## Rows from a dataset
============================================================

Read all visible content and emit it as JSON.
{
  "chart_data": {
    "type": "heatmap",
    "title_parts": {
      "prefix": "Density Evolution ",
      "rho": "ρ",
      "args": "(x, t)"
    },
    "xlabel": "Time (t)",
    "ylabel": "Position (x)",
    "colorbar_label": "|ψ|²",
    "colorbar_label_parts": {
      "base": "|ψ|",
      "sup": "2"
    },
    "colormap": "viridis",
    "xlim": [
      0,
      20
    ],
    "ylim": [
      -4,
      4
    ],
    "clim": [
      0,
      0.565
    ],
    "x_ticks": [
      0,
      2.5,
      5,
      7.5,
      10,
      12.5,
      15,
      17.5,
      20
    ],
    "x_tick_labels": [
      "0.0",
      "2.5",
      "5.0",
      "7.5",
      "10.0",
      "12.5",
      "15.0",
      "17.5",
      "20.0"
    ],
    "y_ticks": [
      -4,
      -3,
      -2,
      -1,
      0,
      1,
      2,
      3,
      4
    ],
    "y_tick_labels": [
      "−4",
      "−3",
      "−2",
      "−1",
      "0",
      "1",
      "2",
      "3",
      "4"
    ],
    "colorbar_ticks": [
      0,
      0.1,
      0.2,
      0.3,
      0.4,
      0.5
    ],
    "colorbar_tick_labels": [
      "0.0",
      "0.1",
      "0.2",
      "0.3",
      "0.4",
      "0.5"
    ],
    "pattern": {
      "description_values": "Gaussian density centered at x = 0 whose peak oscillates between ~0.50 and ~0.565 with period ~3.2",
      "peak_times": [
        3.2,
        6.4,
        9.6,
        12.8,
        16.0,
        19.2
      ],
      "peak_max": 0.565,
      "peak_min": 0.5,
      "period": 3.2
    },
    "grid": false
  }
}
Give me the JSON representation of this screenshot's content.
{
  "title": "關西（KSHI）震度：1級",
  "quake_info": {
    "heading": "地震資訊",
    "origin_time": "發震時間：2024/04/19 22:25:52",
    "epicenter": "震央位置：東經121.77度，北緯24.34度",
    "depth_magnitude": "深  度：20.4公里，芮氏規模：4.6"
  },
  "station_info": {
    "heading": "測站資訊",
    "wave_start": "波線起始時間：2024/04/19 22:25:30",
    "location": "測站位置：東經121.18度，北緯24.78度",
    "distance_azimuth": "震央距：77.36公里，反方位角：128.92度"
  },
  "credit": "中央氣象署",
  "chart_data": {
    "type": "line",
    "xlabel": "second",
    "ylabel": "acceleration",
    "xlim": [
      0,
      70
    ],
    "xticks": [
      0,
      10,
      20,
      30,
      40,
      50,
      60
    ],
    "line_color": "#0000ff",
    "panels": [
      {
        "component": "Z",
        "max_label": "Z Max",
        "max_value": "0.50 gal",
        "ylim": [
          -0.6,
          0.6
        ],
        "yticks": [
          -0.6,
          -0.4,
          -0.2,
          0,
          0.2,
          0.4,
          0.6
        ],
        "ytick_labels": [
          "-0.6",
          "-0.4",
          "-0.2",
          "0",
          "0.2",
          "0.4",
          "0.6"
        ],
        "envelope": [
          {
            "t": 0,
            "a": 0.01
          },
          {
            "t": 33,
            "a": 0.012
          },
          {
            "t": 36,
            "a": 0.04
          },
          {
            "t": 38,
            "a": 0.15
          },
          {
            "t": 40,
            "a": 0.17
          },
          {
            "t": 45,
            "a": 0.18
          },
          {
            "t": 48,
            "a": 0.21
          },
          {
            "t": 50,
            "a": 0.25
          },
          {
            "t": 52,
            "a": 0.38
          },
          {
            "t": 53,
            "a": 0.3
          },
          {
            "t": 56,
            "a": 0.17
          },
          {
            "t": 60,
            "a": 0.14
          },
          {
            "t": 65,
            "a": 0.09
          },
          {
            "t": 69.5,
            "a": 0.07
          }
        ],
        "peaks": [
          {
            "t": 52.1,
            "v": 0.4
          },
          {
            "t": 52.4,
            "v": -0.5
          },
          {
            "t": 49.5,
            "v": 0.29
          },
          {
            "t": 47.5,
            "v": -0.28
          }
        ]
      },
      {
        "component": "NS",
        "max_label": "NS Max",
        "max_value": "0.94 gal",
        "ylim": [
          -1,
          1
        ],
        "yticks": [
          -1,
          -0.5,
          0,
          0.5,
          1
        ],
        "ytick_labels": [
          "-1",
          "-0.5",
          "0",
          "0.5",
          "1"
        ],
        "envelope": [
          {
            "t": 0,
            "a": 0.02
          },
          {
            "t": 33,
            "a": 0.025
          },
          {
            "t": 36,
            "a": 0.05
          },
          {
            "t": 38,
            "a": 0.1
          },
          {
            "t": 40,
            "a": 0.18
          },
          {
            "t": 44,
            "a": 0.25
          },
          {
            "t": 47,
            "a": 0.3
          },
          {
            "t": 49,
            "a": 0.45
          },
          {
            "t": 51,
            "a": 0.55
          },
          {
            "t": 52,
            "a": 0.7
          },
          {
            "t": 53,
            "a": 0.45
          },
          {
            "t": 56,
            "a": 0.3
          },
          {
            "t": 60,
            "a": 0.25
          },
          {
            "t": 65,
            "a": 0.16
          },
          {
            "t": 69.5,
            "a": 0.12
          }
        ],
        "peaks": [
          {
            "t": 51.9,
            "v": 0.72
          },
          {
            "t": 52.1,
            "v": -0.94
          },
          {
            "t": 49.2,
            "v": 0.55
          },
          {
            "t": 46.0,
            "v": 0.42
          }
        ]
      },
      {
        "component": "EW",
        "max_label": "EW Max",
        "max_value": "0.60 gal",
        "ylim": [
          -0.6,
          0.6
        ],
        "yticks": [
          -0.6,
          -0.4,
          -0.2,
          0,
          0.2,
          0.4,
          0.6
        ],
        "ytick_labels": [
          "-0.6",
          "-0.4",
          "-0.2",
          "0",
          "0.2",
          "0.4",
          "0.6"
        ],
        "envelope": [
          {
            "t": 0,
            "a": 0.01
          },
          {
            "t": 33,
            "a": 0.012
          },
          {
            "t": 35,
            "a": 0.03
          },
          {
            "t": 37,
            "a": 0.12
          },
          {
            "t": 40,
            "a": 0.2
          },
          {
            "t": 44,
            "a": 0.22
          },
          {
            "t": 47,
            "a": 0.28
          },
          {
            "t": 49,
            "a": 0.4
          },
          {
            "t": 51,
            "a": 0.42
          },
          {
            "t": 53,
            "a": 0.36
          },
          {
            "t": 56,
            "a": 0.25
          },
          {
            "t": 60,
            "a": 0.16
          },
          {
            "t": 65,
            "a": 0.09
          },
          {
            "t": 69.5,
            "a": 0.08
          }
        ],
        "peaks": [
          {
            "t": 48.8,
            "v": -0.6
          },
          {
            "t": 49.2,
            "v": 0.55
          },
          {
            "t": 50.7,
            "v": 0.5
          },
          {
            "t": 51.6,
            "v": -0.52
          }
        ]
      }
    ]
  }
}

============================================================

## Task statement
Exactly how many lines in the data above contain the word "content"? Respond with the number and nothing more.

## Written answer
2